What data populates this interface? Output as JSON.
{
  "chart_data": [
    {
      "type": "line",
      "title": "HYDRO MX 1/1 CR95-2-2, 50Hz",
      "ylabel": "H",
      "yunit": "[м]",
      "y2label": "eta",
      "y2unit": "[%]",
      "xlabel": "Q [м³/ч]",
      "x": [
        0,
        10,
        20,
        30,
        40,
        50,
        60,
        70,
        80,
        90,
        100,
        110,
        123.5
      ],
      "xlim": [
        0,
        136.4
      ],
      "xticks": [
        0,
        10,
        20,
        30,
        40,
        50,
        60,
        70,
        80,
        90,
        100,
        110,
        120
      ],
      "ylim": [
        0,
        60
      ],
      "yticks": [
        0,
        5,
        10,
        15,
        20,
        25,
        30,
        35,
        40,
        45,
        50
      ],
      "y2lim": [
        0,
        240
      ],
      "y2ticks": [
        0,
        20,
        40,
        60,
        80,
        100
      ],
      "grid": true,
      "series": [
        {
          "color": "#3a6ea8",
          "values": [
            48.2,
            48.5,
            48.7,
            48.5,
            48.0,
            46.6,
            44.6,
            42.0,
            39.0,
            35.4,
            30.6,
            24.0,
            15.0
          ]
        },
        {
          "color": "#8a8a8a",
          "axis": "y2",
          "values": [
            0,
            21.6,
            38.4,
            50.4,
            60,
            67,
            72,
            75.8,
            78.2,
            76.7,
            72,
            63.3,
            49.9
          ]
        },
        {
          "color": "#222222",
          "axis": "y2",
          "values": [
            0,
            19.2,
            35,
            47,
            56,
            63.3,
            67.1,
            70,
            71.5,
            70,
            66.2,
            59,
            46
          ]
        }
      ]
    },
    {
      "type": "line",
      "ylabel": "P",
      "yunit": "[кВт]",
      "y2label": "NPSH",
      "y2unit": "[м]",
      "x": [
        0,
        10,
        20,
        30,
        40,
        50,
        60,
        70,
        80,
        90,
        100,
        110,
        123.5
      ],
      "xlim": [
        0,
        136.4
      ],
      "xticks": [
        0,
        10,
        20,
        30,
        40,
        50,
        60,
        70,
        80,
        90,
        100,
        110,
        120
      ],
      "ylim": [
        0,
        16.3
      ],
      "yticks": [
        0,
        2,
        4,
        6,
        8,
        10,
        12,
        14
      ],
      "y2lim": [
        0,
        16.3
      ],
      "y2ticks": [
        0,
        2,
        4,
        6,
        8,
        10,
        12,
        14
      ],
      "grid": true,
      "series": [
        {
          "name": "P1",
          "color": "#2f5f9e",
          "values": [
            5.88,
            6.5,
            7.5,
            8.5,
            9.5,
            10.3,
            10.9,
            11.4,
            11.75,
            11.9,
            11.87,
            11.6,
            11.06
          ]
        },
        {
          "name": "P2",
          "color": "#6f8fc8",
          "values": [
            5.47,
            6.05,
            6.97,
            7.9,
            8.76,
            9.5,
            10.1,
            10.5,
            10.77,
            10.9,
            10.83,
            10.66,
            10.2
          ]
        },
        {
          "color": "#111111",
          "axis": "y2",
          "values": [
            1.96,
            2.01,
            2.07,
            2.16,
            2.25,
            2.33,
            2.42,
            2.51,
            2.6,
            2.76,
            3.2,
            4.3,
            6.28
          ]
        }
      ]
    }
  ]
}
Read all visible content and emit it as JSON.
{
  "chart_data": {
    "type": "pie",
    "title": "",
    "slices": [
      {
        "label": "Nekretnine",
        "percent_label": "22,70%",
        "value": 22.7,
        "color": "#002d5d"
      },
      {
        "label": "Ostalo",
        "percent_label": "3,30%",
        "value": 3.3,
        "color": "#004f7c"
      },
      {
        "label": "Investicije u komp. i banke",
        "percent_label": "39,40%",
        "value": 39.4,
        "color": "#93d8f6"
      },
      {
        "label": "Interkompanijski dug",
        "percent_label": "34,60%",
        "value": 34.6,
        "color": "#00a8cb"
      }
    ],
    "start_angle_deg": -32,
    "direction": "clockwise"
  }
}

━━━

Exercise prompt
Everything from the line that contains "Read all visible content and emit it as JSON." through the end of the records must be duplicated exactly, and nothing outside that range.

Exercise output
Read all visible content and emit it as JSON.
{
  "chart_data": {
    "type": "pie",
    "title": "",
    "slices": [
      {
        "label": "Nekretnine",
        "percent_label": "22,70%",
        "value": 22.7,
        "color": "#002d5d"
      },
      {
        "label": "Ostalo",
        "percent_label": "3,30%",
        "value": 3.3,
        "color": "#004f7c"
      },
      {
        "label": "Investicije u komp. i banke",
        "percent_label": "39,40%",
        "value": 39.4,
        "color": "#93d8f6"
      },
      {
        "label": "Interkompanijski dug",
        "percent_label": "34,60%",
        "value": 34.6,
        "color": "#00a8cb"
      }
    ],
    "start_angle_deg": -32,
    "direction": "clockwise"
  }
}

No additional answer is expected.